## Problem description
Can you write out the items below again, changing "powered by" to "provided by" and leaving everything else as it is?

── Stored records ──

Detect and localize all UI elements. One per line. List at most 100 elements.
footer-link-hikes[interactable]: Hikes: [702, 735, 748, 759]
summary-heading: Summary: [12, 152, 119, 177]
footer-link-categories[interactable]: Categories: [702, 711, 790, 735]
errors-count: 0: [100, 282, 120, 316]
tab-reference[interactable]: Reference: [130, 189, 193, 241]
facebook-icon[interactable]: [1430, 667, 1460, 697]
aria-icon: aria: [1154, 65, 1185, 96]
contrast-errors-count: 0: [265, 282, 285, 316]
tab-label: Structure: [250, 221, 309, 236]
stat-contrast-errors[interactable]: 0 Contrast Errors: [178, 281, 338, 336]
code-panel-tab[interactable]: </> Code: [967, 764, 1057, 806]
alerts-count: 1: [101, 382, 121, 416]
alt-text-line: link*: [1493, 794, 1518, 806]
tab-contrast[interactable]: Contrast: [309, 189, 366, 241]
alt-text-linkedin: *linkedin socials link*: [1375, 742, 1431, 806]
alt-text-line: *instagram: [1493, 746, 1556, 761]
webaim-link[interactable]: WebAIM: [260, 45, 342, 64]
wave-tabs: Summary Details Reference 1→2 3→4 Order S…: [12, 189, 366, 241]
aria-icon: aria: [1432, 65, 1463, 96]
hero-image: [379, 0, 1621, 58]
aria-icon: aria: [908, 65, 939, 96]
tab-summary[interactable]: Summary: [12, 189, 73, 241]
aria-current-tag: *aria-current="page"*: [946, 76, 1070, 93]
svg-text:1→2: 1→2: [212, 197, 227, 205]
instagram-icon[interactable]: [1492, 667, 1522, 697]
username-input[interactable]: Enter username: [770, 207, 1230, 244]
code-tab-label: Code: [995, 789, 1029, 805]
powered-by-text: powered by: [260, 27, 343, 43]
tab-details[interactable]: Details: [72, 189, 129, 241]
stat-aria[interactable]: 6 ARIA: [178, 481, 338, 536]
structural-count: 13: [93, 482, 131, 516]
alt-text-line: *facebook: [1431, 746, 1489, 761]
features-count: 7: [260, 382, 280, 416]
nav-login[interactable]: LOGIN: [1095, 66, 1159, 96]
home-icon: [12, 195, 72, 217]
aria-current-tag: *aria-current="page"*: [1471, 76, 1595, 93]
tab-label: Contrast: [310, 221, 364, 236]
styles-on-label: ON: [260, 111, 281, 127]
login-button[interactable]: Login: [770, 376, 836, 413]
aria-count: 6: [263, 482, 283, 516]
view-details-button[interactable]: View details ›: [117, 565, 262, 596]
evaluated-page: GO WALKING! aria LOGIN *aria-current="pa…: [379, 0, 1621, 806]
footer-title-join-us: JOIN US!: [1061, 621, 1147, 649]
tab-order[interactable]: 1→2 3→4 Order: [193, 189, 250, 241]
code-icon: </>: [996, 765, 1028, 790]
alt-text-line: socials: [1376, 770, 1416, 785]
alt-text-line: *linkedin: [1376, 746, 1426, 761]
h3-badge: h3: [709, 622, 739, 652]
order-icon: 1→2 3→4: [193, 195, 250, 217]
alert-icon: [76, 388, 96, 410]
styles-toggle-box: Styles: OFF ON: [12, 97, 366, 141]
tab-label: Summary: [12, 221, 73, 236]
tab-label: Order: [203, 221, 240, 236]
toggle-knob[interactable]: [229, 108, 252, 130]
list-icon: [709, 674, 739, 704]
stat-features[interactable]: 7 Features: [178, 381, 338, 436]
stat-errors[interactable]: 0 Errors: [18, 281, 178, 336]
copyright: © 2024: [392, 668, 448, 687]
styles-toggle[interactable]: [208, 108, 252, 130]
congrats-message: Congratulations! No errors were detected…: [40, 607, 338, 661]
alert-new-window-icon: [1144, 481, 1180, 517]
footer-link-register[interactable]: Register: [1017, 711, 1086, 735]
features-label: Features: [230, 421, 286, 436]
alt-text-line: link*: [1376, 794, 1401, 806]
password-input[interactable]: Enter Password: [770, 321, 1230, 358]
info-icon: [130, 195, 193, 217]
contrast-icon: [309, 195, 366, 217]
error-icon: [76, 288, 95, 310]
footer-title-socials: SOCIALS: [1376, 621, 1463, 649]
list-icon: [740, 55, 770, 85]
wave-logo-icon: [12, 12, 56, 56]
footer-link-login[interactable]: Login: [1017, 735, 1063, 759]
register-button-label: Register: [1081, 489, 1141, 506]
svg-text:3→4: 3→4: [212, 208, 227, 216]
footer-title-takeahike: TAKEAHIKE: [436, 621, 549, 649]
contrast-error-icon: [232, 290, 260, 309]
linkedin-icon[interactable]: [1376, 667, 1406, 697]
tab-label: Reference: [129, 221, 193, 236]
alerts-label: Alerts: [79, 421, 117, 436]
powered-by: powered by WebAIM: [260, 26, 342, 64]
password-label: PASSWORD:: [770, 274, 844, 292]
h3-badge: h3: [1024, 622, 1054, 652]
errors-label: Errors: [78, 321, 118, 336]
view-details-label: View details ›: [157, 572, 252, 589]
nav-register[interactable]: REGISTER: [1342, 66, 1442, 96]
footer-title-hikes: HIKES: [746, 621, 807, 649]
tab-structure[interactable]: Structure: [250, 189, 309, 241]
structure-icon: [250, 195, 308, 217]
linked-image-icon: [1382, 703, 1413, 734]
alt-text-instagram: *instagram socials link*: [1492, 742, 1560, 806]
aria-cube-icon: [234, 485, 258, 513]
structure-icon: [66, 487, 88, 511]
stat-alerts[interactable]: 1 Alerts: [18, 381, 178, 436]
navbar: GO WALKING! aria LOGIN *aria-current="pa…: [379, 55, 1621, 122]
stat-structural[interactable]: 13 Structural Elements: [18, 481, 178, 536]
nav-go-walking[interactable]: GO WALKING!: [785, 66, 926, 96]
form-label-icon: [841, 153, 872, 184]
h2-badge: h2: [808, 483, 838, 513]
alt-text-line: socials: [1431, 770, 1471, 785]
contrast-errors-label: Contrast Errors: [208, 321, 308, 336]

───

## Answer to this task
Detect and localize all UI elements. One per line. List at most 100 elements.
footer-link-hikes[interactable]: Hikes: [702, 735, 748, 759]
summary-heading: Summary: [12, 152, 119, 177]
footer-link-categories[interactable]: Categories: [702, 711, 790, 735]
errors-count: 0: [100, 282, 120, 316]
tab-reference[interactable]: Reference: [130, 189, 193, 241]
facebook-icon[interactable]: [1430, 667, 1460, 697]
aria-icon: aria: [1154, 65, 1185, 96]
contrast-errors-count: 0: [265, 282, 285, 316]
tab-label: Structure: [250, 221, 309, 236]
stat-contrast-errors[interactable]: 0 Contrast Errors: [178, 281, 338, 336]
code-panel-tab[interactable]: </> Code: [967, 764, 1057, 806]
alerts-count: 1: [101, 382, 121, 416]
alt-text-line: link*: [1493, 794, 1518, 806]
tab-contrast[interactable]: Contrast: [309, 189, 366, 241]
alt-text-linkedin: *linkedin socials link*: [1375, 742, 1431, 806]
alt-text-line: *instagram: [1493, 746, 1556, 761]
webaim-link[interactable]: WebAIM: [260, 45, 342, 64]
wave-tabs: Summary Details Reference 1→2 3→4 Order S…: [12, 189, 366, 241]
aria-icon: aria: [1432, 65, 1463, 96]
hero-image: [379, 0, 1621, 58]
aria-icon: aria: [908, 65, 939, 96]
tab-summary[interactable]: Summary: [12, 189, 73, 241]
aria-current-tag: *aria-current="page"*: [946, 76, 1070, 93]
svg-text:1→2: 1→2: [212, 197, 227, 205]
instagram-icon[interactable]: [1492, 667, 1522, 697]
username-input[interactable]: Enter username: [770, 207, 1230, 244]
code-tab-label: Code: [995, 789, 1029, 805]
powered-by-text: provided by: [260, 27, 343, 43]
tab-details[interactable]: Details: [72, 189, 129, 241]
stat-aria[interactable]: 6 ARIA: [178, 481, 338, 536]
structural-count: 13: [93, 482, 131, 516]
alt-text-line: *facebook: [1431, 746, 1489, 761]
features-count: 7: [260, 382, 280, 416]
nav-login[interactable]: LOGIN: [1095, 66, 1159, 96]
home-icon: [12, 195, 72, 217]
aria-current-tag: *aria-current="page"*: [1471, 76, 1595, 93]
tab-label: Contrast: [310, 221, 364, 236]
styles-on-label: ON: [260, 111, 281, 127]
login-button[interactable]: Login: [770, 376, 836, 413]
aria-count: 6: [263, 482, 283, 516]
view-details-button[interactable]: View details ›: [117, 565, 262, 596]
evaluated-page: GO WALKING! aria LOGIN *aria-current="pa…: [379, 0, 1621, 806]
footer-title-join-us: JOIN US!: [1061, 621, 1147, 649]
tab-order[interactable]: 1→2 3→4 Order: [193, 189, 250, 241]
code-icon: </>: [996, 765, 1028, 790]
alt-text-line: socials: [1376, 770, 1416, 785]
alt-text-line: *linkedin: [1376, 746, 1426, 761]
h3-badge: h3: [709, 622, 739, 652]
order-icon: 1→2 3→4: [193, 195, 250, 217]
alert-icon: [76, 388, 96, 410]
styles-toggle-box: Styles: OFF ON: [12, 97, 366, 141]
tab-label: Summary: [12, 221, 73, 236]
tab-label: Order: [203, 221, 240, 236]
toggle-knob[interactable]: [229, 108, 252, 130]
list-icon: [709, 674, 739, 704]
stat-features[interactable]: 7 Features: [178, 381, 338, 436]
stat-errors[interactable]: 0 Errors: [18, 281, 178, 336]
copyright: © 2024: [392, 668, 448, 687]
styles-toggle[interactable]: [208, 108, 252, 130]
congrats-message: Congratulations! No errors were detected…: [40, 607, 338, 661]
alert-new-window-icon: [1144, 481, 1180, 517]
footer-link-register[interactable]: Register: [1017, 711, 1086, 735]
features-label: Features: [230, 421, 286, 436]
alt-text-line: link*: [1376, 794, 1401, 806]
password-input[interactable]: Enter Password: [770, 321, 1230, 358]
info-icon: [130, 195, 193, 217]
contrast-icon: [309, 195, 366, 217]
error-icon: [76, 288, 95, 310]
footer-title-socials: SOCIALS: [1376, 621, 1463, 649]
list-icon: [740, 55, 770, 85]
wave-logo-icon: [12, 12, 56, 56]
footer-link-login[interactable]: Login: [1017, 735, 1063, 759]
register-button-label: Register: [1081, 489, 1141, 506]
svg-text:3→4: 3→4: [212, 208, 227, 216]
footer-title-takeahike: TAKEAHIKE: [436, 621, 549, 649]
contrast-error-icon: [232, 290, 260, 309]
linkedin-icon[interactable]: [1376, 667, 1406, 697]
tab-label: Reference: [129, 221, 193, 236]
alerts-label: Alerts: [79, 421, 117, 436]
powered-by: provided by WebAIM: [260, 26, 342, 64]
password-label: PASSWORD:: [770, 274, 844, 292]
h3-badge: h3: [1024, 622, 1054, 652]
errors-label: Errors: [78, 321, 118, 336]
view-details-label: View details ›: [157, 572, 252, 589]
nav-register[interactable]: REGISTER: [1342, 66, 1442, 96]
footer-title-hikes: HIKES: [746, 621, 807, 649]
tab-structure[interactable]: Structure: [250, 189, 309, 241]
structure-icon: [250, 195, 308, 217]
linked-image-icon: [1382, 703, 1413, 734]
alt-text-instagram: *instagram socials link*: [1492, 742, 1560, 806]
aria-cube-icon: [234, 485, 258, 513]
structure-icon: [66, 487, 88, 511]
stat-alerts[interactable]: 1 Alerts: [18, 381, 178, 436]
navbar: GO WALKING! aria LOGIN *aria-current="pa…: [379, 55, 1621, 122]
stat-structural[interactable]: 13 Structural Elements: [18, 481, 178, 536]
nav-go-walking[interactable]: GO WALKING!: [785, 66, 926, 96]
form-label-icon: [841, 153, 872, 184]
h2-badge: h2: [808, 483, 838, 513]
alt-text-line: socials: [1431, 770, 1471, 785]
contrast-errors-label: Contrast Errors: [208, 321, 308, 336]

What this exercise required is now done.